### Your goal
Write the entries out again exactly as they stand, but without the pictures.

++++ Data for processing ++++

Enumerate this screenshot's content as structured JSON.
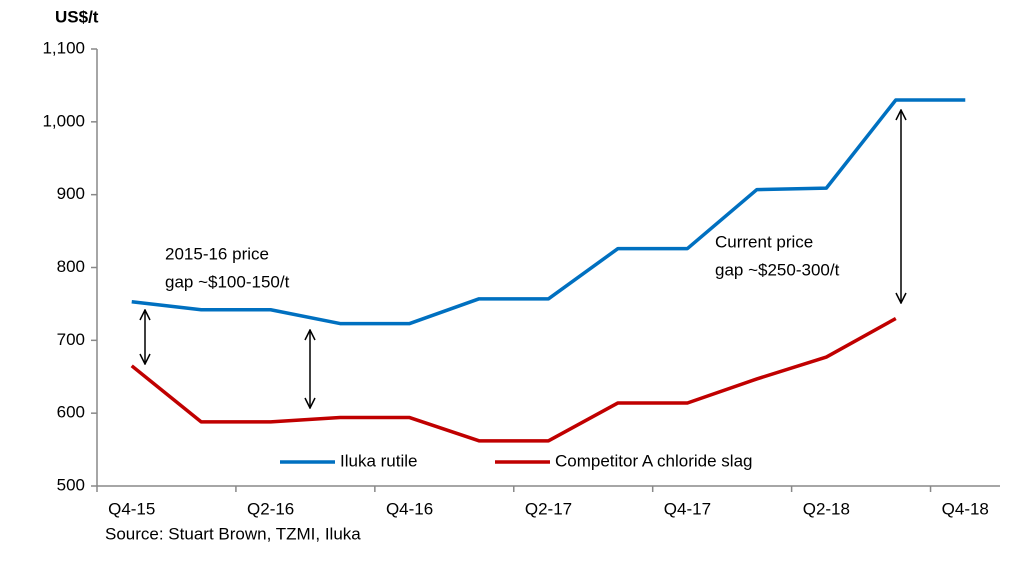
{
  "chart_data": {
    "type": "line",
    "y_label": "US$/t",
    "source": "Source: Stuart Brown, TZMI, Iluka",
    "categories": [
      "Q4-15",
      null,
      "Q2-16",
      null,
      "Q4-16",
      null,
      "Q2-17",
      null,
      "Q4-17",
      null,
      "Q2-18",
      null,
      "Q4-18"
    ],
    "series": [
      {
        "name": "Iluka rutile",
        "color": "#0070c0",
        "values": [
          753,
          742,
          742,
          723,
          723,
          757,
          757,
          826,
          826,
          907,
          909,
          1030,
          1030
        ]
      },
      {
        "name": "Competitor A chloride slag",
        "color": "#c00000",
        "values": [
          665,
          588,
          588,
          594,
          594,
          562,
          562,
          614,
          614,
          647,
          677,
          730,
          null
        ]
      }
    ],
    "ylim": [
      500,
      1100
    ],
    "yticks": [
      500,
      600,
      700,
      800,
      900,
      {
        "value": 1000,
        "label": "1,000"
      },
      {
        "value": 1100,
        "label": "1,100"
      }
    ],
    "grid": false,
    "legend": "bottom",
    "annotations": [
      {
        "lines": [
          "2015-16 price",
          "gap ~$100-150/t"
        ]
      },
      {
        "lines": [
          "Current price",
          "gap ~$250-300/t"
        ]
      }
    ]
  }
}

++++

### Correct result
Enumerate this screenshot's content as structured JSON.
{
  "chart_data": {
    "type": "line",
    "y_label": "US$/t",
    "source": "Source: Stuart Brown, TZMI, Iluka",
    "categories": [
      "Q4-15",
      null,
      "Q2-16",
      null,
      "Q4-16",
      null,
      "Q2-17",
      null,
      "Q4-17",
      null,
      "Q2-18",
      null,
      "Q4-18"
    ],
    "series": [
      {
        "name": "Iluka rutile",
        "color": "#0070c0",
        "values": [
          753,
          742,
          742,
          723,
          723,
          757,
          757,
          826,
          826,
          907,
          909,
          1030,
          1030
        ]
      },
      {
        "name": "Competitor A chloride slag",
        "color": "#c00000",
        "values": [
          665,
          588,
          588,
          594,
          594,
          562,
          562,
          614,
          614,
          647,
          677,
          730,
          null
        ]
      }
    ],
    "ylim": [
      500,
      1100
    ],
    "yticks": [
      500,
      600,
      700,
      800,
      900,
      {
        "value": 1000,
        "label": "1,000"
      },
      {
        "value": 1100,
        "label": "1,100"
      }
    ],
    "grid": false,
    "legend": "bottom",
    "annotations": [
      {
        "lines": [
          "2015-16 price",
          "gap ~$100-150/t"
        ]
      },
      {
        "lines": [
          "Current price",
          "gap ~$250-300/t"
        ]
      }
    ]
  }
}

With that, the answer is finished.